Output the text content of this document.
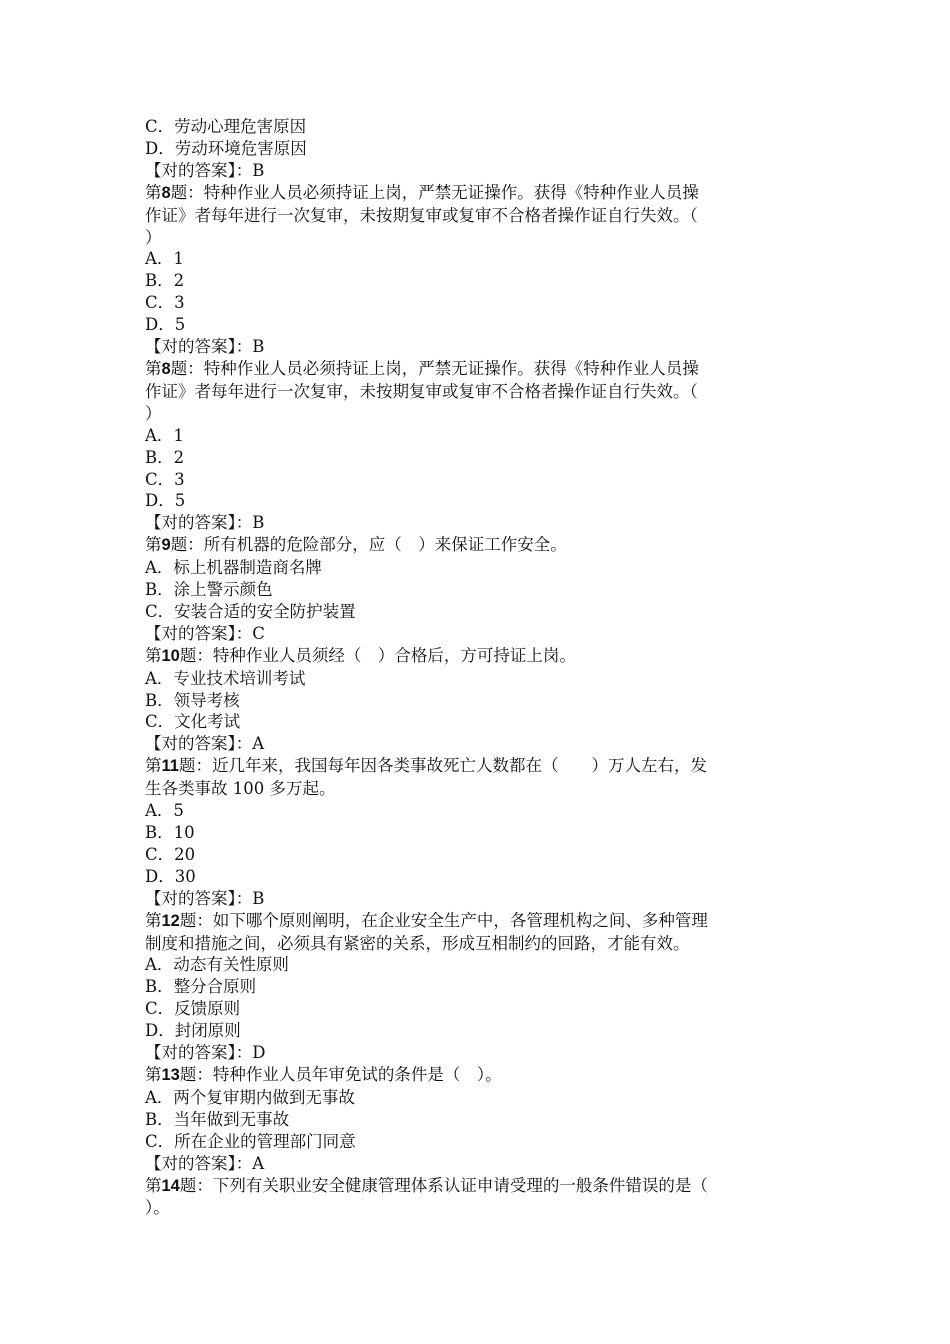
C．劳动心理危害原因
D．劳动环境危害原因
【对的答案】：B
第8题：特种作业人员必须持证上岗，严禁无证操作。获得《特种作业人员操
作证》者每年进行一次复审，未按期复审或复审不合格者操作证自行失效。（
）
A．1
B．2
C．3
D．5
【对的答案】：B
第8题：特种作业人员必须持证上岗，严禁无证操作。获得《特种作业人员操
作证》者每年进行一次复审，未按期复审或复审不合格者操作证自行失效。（
）
A．1
B．2
C．3
D．5
【对的答案】：B
第9题：所有机器的危险部分，应（　）来保证工作安全。
A．标上机器制造商名牌
B．涂上警示颜色
C．安装合适的安全防护装置
【对的答案】：C
第10题：特种作业人员须经（　）合格后，方可持证上岗。
A．专业技术培训考试
B．领导考核
C．文化考试
【对的答案】：A
第11题：近几年来，我国每年因各类事故死亡人数都在（　　）万人左右，发
生各类事故 100 多万起。
A．5
B．10
C．20
D．30
【对的答案】：B
第12题：如下哪个原则阐明，在企业安全生产中，各管理机构之间、多种管理
制度和措施之间，必须具有紧密的关系，形成互相制约的回路，才能有效。
A．动态有关性原则
B．整分合原则
C．反馈原则
D．封闭原则
【对的答案】：D
第13题：特种作业人员年审免试的条件是（　）。
A．两个复审期内做到无事故
B．当年做到无事故
C．所在企业的管理部门同意
【对的答案】：A
第14题：下列有关职业安全健康管理体系认证申请受理的一般条件错误的是（
）。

■ **Problem to solve**
Output the entries above exactly. Drop the pictures.

■ **Finished exercise**
Output the text content of this document.
C．劳动心理危害原因
D．劳动环境危害原因
【对的答案】：B
第8题：特种作业人员必须持证上岗，严禁无证操作。获得《特种作业人员操
作证》者每年进行一次复审，未按期复审或复审不合格者操作证自行失效。（
）
A．1
B．2
C．3
D．5
【对的答案】：B
第8题：特种作业人员必须持证上岗，严禁无证操作。获得《特种作业人员操
作证》者每年进行一次复审，未按期复审或复审不合格者操作证自行失效。（
）
A．1
B．2
C．3
D．5
【对的答案】：B
第9题：所有机器的危险部分，应（　）来保证工作安全。
A．标上机器制造商名牌
B．涂上警示颜色
C．安装合适的安全防护装置
【对的答案】：C
第10题：特种作业人员须经（　）合格后，方可持证上岗。
A．专业技术培训考试
B．领导考核
C．文化考试
【对的答案】：A
第11题：近几年来，我国每年因各类事故死亡人数都在（　　）万人左右，发
生各类事故 100 多万起。
A．5
B．10
C．20
D．30
【对的答案】：B
第12题：如下哪个原则阐明，在企业安全生产中，各管理机构之间、多种管理
制度和措施之间，必须具有紧密的关系，形成互相制约的回路，才能有效。
A．动态有关性原则
B．整分合原则
C．反馈原则
D．封闭原则
【对的答案】：D
第13题：特种作业人员年审免试的条件是（　）。
A．两个复审期内做到无事故
B．当年做到无事故
C．所在企业的管理部门同意
【对的答案】：A
第14题：下列有关职业安全健康管理体系认证申请受理的一般条件错误的是（
）。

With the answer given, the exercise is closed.